WHAT IS REQUIRED: Render every line from the start of the records through the line containing "chat-message: 无手棋 [1级]：哈哈哈哈 [761,427,949,439]", inclusive, as a JSON list of strings with one string per line, leaving out any blank lines.

----

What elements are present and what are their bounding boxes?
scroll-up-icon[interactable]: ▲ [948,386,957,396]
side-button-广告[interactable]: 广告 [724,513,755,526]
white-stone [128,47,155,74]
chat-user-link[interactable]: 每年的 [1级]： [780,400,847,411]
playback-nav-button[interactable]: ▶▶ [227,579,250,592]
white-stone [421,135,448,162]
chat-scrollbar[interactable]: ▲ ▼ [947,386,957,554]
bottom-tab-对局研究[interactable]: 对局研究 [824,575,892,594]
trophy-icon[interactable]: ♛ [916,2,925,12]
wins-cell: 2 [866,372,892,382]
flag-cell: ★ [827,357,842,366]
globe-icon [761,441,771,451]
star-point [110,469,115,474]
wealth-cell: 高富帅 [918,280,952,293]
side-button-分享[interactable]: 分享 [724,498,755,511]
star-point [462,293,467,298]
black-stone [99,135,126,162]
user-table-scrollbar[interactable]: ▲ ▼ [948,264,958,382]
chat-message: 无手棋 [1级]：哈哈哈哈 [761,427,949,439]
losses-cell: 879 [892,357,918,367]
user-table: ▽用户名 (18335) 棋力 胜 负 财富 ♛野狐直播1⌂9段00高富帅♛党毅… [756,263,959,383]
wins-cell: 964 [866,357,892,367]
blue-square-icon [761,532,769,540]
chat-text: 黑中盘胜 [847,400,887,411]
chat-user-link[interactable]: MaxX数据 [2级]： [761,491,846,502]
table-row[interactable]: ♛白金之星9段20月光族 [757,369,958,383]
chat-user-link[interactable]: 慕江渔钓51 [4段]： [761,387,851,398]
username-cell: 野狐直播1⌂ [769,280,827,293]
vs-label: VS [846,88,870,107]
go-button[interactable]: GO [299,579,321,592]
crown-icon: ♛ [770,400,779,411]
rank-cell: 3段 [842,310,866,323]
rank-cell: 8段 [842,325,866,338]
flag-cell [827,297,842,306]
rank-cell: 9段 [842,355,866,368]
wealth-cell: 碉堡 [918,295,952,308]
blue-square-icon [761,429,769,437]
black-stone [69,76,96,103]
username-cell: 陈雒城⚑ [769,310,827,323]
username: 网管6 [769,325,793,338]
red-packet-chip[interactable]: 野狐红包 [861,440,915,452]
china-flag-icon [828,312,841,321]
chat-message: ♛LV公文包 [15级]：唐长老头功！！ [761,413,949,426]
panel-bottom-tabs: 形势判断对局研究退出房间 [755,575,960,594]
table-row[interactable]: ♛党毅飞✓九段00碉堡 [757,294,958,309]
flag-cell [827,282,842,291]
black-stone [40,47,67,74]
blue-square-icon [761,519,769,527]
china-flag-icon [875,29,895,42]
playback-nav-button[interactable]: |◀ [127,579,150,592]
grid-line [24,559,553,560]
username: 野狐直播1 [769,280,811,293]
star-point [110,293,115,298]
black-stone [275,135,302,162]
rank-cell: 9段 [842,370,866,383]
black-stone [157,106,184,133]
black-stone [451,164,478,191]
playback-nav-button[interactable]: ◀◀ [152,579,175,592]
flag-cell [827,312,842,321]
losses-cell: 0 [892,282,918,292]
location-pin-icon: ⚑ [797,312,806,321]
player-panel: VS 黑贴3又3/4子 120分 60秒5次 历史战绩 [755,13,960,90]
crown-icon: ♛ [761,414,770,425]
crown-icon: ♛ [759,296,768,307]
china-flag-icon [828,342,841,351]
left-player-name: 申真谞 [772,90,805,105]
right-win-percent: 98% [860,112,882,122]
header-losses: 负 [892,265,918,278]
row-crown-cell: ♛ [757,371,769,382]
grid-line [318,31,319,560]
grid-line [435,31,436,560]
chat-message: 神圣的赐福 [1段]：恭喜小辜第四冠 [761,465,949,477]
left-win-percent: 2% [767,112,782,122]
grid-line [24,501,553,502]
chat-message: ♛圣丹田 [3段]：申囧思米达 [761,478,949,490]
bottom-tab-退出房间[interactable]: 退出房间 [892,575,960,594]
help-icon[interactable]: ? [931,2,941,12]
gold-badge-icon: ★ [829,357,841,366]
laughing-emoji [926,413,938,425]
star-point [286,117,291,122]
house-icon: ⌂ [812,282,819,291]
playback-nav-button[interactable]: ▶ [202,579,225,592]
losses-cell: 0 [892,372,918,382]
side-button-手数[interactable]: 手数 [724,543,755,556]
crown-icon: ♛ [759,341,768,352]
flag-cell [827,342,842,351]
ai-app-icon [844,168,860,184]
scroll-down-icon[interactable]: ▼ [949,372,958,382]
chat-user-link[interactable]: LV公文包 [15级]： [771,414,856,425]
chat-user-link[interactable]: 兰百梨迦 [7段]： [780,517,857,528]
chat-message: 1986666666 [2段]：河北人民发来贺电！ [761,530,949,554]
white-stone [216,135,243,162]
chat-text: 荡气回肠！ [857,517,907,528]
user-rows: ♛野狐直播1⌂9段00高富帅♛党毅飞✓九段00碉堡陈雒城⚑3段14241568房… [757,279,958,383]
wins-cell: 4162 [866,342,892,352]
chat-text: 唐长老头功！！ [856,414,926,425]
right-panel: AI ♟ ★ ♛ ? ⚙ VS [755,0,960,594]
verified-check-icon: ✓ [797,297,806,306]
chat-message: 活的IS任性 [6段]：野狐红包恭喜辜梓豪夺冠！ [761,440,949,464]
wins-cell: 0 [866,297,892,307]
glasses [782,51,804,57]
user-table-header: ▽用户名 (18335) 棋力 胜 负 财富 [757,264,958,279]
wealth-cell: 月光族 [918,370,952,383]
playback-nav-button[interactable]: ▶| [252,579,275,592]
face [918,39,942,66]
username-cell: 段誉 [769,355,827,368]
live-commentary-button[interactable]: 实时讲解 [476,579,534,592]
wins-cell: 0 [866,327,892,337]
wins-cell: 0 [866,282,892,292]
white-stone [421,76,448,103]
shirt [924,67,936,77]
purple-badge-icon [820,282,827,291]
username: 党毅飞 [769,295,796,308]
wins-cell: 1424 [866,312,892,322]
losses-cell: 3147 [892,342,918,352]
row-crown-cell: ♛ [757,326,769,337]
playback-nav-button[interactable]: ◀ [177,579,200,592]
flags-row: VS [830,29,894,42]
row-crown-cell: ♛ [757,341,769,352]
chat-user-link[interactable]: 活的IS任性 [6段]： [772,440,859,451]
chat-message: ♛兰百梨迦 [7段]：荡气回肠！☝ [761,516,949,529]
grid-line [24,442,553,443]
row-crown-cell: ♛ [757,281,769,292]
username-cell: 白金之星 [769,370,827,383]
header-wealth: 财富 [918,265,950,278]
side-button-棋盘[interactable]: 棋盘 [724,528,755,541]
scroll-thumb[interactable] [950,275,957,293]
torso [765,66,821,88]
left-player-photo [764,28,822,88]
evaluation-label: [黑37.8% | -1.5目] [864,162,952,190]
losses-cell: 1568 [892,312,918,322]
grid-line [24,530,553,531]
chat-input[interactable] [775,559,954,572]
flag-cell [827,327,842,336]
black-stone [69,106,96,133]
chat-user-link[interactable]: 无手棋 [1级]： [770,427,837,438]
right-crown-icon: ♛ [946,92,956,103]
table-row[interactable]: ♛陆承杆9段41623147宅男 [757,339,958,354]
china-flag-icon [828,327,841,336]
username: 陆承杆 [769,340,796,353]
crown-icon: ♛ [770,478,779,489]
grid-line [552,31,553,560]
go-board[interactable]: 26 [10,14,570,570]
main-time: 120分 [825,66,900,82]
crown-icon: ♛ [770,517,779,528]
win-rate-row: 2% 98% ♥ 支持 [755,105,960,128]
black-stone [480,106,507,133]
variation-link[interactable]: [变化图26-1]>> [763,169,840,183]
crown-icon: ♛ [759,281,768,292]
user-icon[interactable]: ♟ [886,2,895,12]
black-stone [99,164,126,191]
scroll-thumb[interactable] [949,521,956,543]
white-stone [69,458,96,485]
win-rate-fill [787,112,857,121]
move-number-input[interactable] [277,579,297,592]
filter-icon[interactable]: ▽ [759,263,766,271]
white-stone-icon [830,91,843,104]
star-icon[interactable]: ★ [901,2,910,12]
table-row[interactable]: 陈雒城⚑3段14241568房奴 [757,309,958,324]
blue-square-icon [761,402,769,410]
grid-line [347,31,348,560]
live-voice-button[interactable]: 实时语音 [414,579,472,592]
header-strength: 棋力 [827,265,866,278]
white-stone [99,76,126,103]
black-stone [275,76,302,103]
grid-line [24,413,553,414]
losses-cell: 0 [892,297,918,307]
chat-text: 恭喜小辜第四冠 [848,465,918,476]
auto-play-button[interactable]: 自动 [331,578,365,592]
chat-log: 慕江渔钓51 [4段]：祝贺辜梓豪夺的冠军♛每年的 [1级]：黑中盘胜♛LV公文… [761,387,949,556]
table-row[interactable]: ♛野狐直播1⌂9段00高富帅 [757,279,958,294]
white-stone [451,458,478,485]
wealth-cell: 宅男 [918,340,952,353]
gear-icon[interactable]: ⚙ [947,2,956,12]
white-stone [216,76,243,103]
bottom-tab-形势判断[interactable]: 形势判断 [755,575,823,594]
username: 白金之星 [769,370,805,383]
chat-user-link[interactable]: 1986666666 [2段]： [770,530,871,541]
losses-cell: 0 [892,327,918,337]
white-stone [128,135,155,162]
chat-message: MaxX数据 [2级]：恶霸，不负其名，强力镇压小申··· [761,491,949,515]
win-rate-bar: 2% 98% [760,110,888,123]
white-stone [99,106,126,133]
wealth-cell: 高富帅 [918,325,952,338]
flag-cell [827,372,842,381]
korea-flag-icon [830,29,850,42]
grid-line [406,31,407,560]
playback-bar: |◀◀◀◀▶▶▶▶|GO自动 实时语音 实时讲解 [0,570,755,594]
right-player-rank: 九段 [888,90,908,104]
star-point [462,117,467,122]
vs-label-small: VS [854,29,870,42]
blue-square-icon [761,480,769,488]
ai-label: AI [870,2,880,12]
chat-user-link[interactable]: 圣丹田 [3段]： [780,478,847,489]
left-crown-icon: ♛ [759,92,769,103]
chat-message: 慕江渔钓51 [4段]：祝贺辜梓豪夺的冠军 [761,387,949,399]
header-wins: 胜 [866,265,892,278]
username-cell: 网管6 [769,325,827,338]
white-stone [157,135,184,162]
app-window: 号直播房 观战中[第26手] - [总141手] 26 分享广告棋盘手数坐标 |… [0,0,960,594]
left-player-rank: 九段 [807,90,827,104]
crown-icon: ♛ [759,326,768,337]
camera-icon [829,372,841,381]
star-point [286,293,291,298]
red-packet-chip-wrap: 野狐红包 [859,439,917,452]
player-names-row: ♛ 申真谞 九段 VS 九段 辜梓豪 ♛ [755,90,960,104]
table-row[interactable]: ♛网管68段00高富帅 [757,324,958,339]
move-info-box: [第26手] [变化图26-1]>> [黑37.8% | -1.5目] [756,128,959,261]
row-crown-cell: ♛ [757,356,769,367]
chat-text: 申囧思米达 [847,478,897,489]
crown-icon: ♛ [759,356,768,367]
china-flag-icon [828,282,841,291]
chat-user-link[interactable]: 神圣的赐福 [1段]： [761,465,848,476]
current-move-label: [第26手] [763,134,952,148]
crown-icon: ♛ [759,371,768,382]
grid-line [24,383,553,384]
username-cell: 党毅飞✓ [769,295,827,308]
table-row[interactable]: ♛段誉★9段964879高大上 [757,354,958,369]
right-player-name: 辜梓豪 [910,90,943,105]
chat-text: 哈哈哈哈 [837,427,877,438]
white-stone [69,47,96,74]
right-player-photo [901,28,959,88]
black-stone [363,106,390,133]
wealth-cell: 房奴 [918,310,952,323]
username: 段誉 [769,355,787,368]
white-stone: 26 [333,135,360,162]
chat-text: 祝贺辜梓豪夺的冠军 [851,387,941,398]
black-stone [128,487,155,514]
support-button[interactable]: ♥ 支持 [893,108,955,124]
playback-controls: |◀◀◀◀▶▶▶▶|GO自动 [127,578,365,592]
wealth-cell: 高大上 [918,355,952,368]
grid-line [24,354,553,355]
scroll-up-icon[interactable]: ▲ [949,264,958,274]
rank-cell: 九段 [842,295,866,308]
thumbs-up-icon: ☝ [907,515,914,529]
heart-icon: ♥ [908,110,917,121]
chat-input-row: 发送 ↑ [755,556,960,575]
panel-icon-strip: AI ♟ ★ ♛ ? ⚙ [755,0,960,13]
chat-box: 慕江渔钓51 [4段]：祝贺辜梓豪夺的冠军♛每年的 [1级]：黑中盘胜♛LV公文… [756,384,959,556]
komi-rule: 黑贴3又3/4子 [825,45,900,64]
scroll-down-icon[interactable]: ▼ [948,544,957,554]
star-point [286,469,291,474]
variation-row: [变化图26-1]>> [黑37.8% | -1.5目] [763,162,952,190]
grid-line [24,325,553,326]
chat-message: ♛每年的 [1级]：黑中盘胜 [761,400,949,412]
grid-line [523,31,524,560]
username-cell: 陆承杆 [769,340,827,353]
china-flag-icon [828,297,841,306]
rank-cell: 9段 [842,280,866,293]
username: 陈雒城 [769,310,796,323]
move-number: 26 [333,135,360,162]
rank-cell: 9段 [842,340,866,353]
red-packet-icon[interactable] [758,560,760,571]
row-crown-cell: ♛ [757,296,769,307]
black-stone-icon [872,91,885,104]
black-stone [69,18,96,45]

----

TASK ANSWER:
[
  "What elements are present and what are their bounding boxes?",
  "scroll-up-icon[interactable]: ▲ [948,386,957,396]",
  "side-button-广告[interactable]: 广告 [724,513,755,526]",
  "white-stone [128,47,155,74]",
  "chat-user-link[interactable]: 每年的 [1级]： [780,400,847,411]",
  "playback-nav-button[interactable]: ▶▶ [227,579,250,592]",
  "white-stone [421,135,448,162]",
  "chat-scrollbar[interactable]: ▲ ▼ [947,386,957,554]",
  "bottom-tab-对局研究[interactable]: 对局研究 [824,575,892,594]",
  "trophy-icon[interactable]: ♛ [916,2,925,12]",
  "wins-cell: 2 [866,372,892,382]",
  "flag-cell: ★ [827,357,842,366]",
  "globe-icon [761,441,771,451]",
  "star-point [110,469,115,474]",
  "wealth-cell: 高富帅 [918,280,952,293]",
  "side-button-分享[interactable]: 分享 [724,498,755,511]",
  "star-point [462,293,467,298]",
  "black-stone [99,135,126,162]",
  "user-table-scrollbar[interactable]: ▲ ▼ [948,264,958,382]",
  "chat-message: 无手棋 [1级]：哈哈哈哈 [761,427,949,439]"
]